-------- Source excerpt --------
I understand that you are the ERB Chair.

Is it possible for a non-member of the ERB to participate in
the list "w3c-math-erb@w3.org"?

Perhaps you might be able to forward my comments to the list.

I would like to see the reviews on MathSciNet available in HTML-Math
without the need for other-than-standard browser processing.

Markup isomorphic to a narrow dialect of pageless LaTeX is about right
for that.  If the ERB agrees with this point of view, then part of the
ERB's task might be to set that dialect at the same time that the
details of HTML-Math are being set.

Although my concept of HTML-Math is not something rich enough for
either journal articles or symbolic manipulation program data, it is
something that is (1) better than the kind of typescript that was used
for preprints prior to the widespread use of TeX and LaTeX for
preprints, (2) more than adequate for network posting of educational
materials, and (3) good for informal communication among
mathematicians who want to share something that is easier to read than
TeX source.

I think that the March '95 draft for HTML-3.0 was pointed in the right
direction.

I think that work on "structure" should continue, but it will easily
go beyond what is reasonable for the mimetype "text/html", which is
the basic web document.  So I hope that the incorporation of HTML-math
into HTML is not held up by work on additional structure intended for
processing by tools other than web browsers.

We need to have exposure at the basic level of the web for the sake
of the public relations of the entire mathematical and scientific
community.  To have wide exposure one needs not only processing done
by standard tools but also *fast* processing.  User impatience is an
impediment to exposure.

Remember that there are limits to the level of "structure" in HTML.
For example there is no sentence container tag.  More rigorous
content-based markup would provide for that.
-------- Dataset extract --------
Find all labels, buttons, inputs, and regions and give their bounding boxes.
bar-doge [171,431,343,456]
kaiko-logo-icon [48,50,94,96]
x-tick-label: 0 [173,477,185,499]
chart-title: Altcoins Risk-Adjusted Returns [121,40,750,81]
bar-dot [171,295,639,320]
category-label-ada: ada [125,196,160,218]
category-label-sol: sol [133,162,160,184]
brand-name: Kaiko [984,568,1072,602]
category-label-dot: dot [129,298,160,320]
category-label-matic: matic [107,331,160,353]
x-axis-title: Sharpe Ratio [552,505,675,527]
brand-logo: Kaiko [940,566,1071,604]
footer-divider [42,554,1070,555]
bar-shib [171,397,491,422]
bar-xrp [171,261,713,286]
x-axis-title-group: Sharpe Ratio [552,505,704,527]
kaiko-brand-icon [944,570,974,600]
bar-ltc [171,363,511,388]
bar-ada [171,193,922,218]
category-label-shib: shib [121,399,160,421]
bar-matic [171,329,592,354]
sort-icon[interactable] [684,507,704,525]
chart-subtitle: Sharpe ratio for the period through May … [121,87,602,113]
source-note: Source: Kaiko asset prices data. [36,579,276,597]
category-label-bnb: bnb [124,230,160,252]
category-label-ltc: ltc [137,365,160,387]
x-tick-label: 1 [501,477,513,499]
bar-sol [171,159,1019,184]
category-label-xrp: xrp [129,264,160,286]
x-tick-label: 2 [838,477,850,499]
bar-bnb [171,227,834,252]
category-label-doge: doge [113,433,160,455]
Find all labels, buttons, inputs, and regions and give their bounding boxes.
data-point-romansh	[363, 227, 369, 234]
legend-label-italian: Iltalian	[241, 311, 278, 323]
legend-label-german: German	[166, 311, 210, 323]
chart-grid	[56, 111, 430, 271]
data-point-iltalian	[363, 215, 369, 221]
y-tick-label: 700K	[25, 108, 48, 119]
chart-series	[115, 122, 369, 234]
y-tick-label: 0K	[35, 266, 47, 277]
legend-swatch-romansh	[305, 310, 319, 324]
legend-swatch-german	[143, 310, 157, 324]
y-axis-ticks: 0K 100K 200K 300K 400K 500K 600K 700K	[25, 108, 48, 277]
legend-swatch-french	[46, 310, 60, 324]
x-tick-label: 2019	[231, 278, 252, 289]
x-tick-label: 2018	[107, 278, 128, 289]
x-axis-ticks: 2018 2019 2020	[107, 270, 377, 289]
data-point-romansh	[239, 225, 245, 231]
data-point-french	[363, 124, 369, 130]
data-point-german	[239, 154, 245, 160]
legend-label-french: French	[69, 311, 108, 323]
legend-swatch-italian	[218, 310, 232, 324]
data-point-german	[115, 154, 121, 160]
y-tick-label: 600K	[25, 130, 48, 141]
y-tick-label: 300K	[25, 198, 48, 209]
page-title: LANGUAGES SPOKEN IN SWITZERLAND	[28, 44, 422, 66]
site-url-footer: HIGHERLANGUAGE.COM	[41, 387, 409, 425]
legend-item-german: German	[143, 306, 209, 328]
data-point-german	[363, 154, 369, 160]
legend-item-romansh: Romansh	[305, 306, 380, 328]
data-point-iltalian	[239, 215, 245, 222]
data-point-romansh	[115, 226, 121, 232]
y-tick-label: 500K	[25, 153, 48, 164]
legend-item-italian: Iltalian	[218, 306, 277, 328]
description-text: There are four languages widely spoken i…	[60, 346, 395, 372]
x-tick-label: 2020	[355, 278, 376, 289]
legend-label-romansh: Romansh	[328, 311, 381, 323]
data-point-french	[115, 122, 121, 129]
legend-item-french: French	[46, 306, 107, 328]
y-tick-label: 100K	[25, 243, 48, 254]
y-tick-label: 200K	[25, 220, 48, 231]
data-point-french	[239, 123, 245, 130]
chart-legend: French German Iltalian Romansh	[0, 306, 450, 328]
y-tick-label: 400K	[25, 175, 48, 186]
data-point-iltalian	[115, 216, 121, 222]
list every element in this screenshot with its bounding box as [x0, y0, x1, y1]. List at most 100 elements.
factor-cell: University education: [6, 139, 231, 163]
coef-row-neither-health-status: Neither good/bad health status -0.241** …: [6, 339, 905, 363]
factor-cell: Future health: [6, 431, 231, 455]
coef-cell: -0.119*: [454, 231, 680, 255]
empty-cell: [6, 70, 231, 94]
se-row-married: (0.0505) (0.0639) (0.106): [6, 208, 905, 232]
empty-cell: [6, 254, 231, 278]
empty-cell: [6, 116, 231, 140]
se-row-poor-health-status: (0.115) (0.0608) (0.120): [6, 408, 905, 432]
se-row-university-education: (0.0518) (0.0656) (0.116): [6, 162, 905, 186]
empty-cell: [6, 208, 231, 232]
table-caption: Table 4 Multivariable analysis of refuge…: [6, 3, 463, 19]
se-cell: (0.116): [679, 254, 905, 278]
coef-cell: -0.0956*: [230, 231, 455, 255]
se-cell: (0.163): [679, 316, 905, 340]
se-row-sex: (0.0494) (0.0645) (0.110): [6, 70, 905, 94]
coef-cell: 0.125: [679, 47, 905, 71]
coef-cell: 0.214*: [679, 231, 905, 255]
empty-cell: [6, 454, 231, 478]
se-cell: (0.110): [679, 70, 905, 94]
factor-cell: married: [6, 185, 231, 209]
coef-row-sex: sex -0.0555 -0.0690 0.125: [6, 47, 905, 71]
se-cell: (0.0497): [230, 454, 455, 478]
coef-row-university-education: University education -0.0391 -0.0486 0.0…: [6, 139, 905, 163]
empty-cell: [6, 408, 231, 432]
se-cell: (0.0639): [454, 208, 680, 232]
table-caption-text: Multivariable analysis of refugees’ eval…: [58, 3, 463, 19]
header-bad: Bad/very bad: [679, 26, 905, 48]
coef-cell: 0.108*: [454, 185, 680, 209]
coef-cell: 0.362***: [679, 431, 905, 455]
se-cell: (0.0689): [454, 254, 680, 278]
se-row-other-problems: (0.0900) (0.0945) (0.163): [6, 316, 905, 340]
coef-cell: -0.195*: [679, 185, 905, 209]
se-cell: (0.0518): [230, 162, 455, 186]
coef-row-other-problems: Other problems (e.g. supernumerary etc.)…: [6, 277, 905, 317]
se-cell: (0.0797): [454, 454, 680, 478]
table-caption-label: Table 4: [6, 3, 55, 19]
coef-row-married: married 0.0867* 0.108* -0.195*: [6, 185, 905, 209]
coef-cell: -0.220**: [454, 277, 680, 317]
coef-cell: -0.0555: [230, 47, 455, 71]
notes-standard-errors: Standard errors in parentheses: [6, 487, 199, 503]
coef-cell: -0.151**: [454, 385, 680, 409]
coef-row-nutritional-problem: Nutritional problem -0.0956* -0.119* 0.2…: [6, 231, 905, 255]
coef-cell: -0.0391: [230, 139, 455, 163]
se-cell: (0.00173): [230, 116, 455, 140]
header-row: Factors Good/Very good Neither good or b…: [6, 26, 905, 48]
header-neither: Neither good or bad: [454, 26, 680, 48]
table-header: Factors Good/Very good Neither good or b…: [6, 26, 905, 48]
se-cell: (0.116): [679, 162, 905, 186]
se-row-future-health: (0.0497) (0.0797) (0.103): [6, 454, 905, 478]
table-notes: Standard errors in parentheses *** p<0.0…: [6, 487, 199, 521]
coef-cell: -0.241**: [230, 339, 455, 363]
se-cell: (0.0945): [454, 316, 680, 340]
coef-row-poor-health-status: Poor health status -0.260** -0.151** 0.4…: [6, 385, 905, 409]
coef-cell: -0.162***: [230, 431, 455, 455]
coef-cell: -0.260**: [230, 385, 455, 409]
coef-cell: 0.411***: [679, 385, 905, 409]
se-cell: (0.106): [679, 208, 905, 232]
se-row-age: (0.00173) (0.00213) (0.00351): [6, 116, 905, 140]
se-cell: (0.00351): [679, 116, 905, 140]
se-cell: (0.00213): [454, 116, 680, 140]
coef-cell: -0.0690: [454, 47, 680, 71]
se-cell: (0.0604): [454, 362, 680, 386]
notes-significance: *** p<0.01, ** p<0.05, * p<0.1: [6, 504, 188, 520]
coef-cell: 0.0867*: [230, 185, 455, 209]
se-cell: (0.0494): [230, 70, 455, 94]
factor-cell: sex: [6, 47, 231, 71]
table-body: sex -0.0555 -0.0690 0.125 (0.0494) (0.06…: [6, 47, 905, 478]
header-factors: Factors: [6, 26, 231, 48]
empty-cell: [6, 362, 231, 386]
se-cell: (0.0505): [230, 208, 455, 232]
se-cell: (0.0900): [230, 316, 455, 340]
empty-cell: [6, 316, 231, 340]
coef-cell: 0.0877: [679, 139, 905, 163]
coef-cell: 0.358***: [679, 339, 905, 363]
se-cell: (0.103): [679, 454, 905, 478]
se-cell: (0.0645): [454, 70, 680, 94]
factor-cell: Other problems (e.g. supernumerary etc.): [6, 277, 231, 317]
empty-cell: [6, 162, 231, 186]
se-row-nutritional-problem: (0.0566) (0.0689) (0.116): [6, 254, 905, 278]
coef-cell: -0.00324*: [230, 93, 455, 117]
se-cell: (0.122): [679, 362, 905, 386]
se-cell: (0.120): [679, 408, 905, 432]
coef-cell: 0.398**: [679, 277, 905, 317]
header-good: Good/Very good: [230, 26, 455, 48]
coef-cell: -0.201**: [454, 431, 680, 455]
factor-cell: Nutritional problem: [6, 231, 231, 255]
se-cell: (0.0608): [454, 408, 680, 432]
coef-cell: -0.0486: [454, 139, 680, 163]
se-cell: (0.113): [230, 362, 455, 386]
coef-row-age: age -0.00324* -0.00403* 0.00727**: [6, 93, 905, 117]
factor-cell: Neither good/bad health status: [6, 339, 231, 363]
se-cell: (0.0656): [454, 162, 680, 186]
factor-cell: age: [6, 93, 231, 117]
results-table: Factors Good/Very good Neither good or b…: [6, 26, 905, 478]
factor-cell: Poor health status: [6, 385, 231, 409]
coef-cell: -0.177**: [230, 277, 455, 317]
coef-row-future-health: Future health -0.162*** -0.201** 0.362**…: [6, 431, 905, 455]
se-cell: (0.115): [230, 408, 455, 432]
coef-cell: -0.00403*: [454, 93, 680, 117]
--------
The task: Extend the letter on HTML-Math and the ERB, beginning after its final sentence. The data items were drawn from a separate source.

Answer to this problem:
The needs of non-visual users are important because many of the most
important users will be non-visual information-gathering robots.  I
think that some of the criticism of LaTeX-level markup in this regard
fails to take due notice of math-mode.  If the markup is not too
complicated, one might hope that browsing tools will enable users to
write search-strings in that language.

Published mathematics is never without ambiguity except for the
context supplied by its audience.  Symbolic manipulation programs can
supply context, but it is not easy.

My suspicion is that the goal of having markup that can be fed into
symbolic manipulation programs, if it is to accommodate all such
programs, is very much more complicated than most imagine.
Regardless, such markup is not appropriate for incorporation in
documents under the web's basic mimetype "text/html" since those
documents are to be processed only by web browsers.

Remember that, as we speak, an author may furnish anchors to documents
of arbitrary mimetype, e.g. "application/x-mathematica".  Probably
within 18 months the spiffy browsers will handle recursive documents
(with arbitary mixing of mimetypes) using the <OBJECT> tag that is
now under discussion.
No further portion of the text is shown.